==== Records shown

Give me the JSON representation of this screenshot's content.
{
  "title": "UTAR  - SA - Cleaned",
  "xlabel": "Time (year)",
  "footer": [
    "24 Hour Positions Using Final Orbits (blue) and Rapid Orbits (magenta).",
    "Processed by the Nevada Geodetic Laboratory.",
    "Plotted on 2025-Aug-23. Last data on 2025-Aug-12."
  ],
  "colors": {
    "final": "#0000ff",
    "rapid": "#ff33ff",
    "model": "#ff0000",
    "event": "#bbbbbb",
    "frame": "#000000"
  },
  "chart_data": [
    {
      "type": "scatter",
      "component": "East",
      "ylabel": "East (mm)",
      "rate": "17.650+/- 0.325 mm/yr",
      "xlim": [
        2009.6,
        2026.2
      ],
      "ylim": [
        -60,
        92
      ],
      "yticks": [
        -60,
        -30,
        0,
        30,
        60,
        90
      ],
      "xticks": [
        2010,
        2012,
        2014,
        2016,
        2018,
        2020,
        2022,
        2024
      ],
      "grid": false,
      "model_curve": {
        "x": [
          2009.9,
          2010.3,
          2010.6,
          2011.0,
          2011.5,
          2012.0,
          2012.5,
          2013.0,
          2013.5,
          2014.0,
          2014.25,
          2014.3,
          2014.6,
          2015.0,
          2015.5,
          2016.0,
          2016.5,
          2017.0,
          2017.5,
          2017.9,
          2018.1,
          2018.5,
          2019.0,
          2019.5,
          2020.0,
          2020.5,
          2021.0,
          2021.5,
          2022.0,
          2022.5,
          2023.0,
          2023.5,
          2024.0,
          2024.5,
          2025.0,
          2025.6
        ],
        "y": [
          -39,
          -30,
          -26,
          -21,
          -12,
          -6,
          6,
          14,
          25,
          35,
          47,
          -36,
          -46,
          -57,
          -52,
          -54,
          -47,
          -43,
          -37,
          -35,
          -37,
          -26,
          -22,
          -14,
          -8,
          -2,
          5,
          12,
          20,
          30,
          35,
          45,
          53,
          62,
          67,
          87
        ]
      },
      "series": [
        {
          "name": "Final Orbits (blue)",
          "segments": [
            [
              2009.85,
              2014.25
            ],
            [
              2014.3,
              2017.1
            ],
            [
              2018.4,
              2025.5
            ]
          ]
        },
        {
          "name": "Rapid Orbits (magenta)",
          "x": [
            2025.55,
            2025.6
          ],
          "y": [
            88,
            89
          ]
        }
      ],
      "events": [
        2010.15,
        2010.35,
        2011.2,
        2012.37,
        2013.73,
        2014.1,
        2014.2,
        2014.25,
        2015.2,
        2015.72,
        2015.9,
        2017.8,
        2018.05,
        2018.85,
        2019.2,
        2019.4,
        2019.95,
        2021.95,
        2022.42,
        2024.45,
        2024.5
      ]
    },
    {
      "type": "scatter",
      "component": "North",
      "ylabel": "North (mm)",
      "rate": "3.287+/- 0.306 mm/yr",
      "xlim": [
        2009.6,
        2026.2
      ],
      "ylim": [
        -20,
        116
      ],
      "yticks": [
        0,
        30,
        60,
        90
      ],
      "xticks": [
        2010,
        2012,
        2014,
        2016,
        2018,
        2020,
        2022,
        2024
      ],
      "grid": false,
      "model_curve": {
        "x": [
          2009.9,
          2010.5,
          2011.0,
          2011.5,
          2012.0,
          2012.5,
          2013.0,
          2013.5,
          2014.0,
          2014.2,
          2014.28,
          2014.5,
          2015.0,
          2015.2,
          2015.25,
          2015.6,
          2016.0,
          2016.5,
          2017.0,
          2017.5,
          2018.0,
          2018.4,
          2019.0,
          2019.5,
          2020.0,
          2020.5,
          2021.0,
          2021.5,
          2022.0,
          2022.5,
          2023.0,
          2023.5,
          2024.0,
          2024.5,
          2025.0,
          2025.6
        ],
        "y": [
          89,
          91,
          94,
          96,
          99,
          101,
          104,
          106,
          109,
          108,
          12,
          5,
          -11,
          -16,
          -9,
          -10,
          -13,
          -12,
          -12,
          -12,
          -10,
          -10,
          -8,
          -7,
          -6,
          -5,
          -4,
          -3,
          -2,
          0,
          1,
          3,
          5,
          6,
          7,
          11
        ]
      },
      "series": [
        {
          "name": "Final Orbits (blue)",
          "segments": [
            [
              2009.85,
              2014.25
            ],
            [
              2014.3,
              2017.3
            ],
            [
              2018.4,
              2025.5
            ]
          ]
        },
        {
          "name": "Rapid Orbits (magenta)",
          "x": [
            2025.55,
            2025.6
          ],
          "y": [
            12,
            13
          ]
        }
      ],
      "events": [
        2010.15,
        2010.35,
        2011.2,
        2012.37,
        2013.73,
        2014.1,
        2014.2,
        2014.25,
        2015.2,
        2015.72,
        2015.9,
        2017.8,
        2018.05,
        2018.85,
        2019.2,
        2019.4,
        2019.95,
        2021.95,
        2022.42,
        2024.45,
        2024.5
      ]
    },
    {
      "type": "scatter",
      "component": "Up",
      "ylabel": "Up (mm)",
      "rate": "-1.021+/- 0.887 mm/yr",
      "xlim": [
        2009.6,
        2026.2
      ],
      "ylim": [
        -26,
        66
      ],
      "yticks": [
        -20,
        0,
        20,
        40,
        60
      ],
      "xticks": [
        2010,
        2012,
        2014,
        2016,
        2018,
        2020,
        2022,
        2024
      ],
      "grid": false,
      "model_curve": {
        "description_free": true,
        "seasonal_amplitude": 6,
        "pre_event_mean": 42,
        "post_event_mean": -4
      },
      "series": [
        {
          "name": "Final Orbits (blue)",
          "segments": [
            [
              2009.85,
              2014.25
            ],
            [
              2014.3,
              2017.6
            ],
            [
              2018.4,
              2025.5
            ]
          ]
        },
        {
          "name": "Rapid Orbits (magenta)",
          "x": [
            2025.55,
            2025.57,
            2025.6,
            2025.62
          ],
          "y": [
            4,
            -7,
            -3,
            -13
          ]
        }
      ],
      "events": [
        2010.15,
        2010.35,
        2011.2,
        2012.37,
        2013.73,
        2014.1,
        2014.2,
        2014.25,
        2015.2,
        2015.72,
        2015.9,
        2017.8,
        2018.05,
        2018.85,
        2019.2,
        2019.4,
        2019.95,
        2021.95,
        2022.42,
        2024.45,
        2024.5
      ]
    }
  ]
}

========

§ Short problem
Read the data above. Pull out each line in which the string "ylabel" appears.

§ Answer for the task
      "ylabel": "East (mm)",
      "ylabel": "North (mm)",
      "ylabel": "Up (mm)",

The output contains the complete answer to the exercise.